=== Exercise directions ===
From the entries below, gather every line containing the string "roles".

=== Listed records ===
┌────────

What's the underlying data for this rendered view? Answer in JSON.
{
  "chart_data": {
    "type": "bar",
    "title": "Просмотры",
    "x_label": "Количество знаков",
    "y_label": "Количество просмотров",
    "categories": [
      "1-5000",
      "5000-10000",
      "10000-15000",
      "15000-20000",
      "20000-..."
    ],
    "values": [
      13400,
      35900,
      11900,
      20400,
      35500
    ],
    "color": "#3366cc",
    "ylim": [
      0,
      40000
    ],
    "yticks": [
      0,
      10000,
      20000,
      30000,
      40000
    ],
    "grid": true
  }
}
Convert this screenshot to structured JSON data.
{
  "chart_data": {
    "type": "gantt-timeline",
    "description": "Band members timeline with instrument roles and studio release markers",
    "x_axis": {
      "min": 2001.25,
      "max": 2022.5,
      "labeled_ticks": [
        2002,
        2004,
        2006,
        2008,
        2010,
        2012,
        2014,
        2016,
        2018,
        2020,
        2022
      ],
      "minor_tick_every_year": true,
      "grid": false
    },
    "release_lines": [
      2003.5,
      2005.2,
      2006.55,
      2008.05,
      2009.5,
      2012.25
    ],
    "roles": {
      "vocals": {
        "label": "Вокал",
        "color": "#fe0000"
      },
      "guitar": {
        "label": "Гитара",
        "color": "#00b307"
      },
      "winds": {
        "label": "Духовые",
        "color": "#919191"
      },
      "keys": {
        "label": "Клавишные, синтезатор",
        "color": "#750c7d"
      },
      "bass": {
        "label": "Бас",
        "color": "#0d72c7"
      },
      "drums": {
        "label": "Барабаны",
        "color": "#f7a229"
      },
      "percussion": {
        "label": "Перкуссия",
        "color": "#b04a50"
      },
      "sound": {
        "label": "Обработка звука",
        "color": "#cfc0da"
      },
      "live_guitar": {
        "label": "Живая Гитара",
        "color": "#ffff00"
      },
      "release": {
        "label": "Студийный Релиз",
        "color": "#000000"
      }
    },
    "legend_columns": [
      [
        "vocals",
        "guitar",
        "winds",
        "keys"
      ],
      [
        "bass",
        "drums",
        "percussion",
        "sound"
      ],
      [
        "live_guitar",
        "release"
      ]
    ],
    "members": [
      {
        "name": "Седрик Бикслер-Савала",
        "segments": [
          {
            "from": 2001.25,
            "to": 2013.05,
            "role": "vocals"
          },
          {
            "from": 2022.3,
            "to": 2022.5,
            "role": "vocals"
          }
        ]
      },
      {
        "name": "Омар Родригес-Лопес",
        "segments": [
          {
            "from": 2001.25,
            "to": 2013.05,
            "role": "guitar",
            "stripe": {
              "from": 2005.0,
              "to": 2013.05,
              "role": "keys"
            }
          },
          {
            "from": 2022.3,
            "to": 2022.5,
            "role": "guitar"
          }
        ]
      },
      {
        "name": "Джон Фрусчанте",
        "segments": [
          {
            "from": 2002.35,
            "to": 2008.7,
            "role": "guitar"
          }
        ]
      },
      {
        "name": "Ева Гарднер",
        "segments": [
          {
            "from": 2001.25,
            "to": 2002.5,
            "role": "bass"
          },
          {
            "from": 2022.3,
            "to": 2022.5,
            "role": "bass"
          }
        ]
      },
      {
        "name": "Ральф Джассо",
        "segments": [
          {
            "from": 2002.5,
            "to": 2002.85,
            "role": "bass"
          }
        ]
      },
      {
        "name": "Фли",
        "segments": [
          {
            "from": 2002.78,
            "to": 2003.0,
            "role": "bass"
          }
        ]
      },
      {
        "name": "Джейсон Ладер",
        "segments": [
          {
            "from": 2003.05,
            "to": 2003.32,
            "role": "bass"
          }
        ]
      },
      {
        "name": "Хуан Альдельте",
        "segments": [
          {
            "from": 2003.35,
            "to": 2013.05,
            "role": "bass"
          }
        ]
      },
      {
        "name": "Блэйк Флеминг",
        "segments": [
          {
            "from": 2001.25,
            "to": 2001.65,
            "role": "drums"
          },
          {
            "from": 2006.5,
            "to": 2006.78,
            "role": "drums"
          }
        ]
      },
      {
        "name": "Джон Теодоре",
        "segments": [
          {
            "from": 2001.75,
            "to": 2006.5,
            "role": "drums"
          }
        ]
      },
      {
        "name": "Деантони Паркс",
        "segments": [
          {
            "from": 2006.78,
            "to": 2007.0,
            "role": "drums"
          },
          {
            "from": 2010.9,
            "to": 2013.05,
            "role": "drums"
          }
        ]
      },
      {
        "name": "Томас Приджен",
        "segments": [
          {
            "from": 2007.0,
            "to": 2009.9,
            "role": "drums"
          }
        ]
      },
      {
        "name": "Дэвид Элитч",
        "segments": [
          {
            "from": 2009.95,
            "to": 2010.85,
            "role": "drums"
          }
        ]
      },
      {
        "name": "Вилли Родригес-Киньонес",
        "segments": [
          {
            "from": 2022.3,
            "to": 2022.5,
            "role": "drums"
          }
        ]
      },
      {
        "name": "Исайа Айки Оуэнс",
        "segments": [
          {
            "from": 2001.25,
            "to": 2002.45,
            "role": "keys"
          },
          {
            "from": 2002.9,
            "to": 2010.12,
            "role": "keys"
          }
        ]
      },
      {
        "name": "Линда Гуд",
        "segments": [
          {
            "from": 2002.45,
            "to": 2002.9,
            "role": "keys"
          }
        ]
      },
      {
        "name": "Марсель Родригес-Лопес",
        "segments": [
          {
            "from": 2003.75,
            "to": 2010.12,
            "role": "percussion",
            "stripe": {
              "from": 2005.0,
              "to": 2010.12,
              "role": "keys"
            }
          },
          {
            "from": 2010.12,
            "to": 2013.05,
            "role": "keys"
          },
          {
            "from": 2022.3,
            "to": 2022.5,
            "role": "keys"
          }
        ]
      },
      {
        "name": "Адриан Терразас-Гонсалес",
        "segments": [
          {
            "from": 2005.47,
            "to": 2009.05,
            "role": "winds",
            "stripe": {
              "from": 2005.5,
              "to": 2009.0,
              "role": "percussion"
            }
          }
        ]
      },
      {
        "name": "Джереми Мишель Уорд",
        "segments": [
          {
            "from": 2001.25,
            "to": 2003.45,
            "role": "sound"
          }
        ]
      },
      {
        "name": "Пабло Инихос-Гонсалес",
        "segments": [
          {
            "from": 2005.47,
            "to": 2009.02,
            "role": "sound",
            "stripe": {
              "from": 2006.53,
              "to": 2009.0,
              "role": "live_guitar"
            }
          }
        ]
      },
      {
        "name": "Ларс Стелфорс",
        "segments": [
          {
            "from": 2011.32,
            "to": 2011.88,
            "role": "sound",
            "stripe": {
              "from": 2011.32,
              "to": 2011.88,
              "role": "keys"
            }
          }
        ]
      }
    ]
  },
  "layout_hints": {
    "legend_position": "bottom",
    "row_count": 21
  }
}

└────────

=== Solution to this task ===
    "description": "Band members timeline with instrument roles and studio release markers",
    "roles": {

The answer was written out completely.